## Begin

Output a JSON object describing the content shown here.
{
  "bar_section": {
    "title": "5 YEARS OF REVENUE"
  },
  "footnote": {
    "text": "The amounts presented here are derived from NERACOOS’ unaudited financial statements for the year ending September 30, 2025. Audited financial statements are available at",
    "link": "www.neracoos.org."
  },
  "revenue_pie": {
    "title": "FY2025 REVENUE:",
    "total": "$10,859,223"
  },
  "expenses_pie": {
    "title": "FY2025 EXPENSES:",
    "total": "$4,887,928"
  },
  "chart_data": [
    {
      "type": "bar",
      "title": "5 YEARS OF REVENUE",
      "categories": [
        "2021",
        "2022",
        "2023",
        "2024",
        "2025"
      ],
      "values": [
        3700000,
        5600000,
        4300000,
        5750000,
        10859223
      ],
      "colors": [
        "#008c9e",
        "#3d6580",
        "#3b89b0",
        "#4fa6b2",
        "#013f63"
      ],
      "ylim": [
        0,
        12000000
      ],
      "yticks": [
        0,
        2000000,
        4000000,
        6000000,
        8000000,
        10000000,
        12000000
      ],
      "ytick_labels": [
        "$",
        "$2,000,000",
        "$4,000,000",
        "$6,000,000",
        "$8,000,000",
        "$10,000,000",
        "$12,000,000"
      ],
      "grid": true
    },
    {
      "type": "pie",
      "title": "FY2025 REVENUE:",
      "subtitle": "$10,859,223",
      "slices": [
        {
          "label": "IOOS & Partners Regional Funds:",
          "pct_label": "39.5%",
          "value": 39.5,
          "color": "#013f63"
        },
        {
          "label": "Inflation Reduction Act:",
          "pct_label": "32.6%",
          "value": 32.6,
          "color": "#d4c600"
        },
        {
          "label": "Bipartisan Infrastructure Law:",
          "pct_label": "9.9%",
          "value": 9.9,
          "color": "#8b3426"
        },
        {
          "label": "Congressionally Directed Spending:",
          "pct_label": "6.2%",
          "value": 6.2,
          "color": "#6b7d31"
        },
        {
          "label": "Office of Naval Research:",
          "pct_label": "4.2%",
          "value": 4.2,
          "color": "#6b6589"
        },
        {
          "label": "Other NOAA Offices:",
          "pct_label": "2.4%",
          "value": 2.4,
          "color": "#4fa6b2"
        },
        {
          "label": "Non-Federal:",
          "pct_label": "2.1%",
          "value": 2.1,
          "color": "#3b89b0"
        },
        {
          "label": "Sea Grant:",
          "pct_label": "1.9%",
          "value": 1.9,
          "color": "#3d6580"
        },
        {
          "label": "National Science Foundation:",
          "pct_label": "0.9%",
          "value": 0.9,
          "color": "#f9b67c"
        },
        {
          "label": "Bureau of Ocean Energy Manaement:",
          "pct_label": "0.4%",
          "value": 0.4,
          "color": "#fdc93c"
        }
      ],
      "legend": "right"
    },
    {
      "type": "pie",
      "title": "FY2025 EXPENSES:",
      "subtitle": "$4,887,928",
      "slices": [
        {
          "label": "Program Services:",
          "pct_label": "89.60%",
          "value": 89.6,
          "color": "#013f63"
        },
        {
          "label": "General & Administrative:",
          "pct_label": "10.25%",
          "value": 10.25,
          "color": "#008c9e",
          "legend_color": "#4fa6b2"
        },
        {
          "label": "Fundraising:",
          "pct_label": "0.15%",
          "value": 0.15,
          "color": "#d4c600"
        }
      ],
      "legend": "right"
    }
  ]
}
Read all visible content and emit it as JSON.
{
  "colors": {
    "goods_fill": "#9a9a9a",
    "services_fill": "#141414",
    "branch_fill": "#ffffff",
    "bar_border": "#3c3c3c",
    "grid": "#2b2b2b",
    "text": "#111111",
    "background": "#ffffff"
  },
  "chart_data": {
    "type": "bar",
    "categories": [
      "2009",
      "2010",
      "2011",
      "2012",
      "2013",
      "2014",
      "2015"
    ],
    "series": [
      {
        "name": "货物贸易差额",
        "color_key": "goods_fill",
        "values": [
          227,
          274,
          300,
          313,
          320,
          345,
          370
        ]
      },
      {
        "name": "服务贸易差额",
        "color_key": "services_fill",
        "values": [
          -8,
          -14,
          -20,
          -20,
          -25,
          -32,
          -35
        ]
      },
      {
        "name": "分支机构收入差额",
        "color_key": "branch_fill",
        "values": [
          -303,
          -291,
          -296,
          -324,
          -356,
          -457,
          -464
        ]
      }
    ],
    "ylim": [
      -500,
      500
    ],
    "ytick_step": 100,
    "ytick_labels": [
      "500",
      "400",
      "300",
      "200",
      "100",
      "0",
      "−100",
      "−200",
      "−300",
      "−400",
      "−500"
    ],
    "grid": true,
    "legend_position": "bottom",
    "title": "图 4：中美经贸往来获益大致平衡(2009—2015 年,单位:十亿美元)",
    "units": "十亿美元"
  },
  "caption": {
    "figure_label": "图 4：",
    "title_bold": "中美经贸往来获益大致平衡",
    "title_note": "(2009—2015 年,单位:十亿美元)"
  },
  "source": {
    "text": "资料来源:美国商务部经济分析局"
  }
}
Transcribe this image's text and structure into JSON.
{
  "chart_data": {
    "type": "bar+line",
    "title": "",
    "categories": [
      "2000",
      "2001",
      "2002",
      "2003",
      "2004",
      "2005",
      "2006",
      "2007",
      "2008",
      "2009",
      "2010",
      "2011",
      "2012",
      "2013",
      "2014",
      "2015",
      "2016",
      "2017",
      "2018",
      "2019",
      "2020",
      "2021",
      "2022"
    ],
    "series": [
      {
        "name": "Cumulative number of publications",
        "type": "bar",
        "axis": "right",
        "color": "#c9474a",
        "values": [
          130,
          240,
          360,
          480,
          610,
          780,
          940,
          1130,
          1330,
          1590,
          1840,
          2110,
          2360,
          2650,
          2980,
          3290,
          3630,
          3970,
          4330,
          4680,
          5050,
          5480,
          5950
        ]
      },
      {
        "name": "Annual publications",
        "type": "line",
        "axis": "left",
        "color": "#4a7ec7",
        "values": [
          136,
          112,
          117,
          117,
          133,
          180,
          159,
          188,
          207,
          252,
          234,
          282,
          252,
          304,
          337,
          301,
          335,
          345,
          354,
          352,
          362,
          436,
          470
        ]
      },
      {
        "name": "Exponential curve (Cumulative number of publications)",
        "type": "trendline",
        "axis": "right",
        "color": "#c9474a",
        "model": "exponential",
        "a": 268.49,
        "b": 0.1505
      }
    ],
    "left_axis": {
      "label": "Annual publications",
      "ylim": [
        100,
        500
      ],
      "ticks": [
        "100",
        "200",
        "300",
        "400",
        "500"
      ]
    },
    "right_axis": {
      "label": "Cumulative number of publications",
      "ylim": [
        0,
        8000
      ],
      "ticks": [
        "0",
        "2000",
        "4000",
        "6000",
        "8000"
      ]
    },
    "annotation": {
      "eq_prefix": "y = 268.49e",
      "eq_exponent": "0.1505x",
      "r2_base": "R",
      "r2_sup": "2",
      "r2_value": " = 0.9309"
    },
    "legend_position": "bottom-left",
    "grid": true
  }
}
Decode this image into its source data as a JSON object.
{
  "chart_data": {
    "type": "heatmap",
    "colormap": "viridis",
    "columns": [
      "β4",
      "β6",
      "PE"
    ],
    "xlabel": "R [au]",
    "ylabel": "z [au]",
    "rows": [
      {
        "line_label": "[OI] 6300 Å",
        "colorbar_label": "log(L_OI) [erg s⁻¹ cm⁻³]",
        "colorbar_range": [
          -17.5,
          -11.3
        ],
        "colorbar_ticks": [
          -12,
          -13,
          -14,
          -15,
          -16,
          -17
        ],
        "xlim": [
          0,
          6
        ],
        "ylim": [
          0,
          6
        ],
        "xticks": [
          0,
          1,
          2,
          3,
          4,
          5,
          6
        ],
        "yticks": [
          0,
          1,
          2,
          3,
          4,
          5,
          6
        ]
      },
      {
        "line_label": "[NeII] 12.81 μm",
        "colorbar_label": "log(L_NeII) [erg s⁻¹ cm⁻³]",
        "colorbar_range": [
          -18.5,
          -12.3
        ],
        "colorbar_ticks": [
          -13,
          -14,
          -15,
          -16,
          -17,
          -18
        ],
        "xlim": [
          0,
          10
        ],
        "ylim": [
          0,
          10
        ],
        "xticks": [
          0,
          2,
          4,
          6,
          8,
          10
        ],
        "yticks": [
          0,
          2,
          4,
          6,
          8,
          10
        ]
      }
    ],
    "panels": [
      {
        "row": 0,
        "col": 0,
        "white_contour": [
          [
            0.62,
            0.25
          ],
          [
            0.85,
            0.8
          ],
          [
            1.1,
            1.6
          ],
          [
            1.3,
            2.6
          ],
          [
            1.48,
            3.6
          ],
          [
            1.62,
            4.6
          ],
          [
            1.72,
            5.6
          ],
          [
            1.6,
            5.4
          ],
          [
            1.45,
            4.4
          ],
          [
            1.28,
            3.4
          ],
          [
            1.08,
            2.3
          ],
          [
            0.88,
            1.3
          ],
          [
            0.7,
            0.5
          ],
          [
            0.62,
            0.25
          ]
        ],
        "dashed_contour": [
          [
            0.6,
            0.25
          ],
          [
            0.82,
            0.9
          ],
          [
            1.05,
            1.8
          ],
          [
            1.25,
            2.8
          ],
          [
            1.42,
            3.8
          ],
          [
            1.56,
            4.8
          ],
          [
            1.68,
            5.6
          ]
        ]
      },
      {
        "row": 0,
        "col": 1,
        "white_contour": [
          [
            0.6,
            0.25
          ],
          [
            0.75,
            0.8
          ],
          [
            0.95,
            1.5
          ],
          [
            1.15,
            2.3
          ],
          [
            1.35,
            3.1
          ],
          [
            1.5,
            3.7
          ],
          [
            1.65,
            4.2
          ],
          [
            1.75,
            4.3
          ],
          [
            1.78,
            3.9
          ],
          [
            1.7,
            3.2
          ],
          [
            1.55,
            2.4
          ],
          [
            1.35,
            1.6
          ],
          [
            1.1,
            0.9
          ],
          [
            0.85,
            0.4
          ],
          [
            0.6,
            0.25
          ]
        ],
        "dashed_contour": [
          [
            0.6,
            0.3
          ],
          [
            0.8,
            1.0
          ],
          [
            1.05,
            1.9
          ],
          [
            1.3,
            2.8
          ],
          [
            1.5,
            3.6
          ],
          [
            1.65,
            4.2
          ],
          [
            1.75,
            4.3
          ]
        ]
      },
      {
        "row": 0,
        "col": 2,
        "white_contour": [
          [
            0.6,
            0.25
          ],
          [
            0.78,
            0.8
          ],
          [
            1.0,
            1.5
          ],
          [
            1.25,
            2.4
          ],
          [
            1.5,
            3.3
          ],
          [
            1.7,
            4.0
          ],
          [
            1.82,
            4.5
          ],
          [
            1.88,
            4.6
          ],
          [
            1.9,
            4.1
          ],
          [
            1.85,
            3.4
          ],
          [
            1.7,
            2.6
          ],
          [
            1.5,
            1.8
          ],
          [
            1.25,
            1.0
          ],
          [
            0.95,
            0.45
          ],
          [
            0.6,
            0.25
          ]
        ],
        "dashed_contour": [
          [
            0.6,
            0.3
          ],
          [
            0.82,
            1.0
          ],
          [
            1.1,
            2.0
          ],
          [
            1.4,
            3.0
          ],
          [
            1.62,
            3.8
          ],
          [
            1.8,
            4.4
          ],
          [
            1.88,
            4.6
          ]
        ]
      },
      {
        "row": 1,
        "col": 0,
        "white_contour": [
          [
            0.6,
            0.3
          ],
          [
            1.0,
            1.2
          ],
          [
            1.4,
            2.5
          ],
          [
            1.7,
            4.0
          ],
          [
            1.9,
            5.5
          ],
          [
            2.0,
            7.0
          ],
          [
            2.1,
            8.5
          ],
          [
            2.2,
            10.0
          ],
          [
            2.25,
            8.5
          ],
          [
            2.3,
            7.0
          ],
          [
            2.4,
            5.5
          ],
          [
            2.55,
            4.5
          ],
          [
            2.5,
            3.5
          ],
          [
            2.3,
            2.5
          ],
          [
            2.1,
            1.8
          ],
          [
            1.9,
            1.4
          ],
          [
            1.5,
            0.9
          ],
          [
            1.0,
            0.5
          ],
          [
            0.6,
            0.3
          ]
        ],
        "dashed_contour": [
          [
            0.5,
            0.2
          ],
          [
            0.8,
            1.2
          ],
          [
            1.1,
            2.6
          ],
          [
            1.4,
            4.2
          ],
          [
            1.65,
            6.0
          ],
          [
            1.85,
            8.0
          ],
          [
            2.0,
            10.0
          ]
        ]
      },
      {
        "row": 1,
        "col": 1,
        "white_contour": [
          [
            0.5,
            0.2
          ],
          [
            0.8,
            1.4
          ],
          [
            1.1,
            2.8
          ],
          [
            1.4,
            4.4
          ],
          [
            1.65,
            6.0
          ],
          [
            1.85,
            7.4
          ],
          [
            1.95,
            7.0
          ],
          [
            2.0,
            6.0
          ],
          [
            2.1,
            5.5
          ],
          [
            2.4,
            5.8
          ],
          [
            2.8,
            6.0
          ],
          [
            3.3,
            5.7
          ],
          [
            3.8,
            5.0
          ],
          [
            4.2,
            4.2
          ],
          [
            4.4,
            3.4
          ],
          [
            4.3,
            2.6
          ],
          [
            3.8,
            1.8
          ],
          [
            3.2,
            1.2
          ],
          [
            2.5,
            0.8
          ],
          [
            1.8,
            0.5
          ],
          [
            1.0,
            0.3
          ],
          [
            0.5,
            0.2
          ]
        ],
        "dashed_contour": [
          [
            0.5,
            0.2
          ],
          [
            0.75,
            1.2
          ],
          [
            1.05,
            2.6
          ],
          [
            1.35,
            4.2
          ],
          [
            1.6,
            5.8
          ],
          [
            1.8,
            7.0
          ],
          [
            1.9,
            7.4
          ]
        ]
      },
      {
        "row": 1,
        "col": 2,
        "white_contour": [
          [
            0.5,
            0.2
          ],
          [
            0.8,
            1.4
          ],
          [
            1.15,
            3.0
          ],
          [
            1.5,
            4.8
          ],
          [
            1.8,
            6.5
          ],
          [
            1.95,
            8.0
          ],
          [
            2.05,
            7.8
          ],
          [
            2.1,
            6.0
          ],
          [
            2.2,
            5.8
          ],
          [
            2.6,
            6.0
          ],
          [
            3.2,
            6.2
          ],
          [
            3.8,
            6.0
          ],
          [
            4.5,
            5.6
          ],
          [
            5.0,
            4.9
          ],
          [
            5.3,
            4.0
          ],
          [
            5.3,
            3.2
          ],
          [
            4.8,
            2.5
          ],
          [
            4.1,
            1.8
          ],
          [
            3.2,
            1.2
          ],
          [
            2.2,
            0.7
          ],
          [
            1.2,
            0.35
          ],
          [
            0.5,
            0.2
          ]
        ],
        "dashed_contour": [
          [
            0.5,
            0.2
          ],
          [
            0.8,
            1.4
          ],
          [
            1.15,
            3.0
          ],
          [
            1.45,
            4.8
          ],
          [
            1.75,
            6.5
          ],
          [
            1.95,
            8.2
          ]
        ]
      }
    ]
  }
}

## End

Determine how many lines of the material include the string "ffffff". Output only that count.

2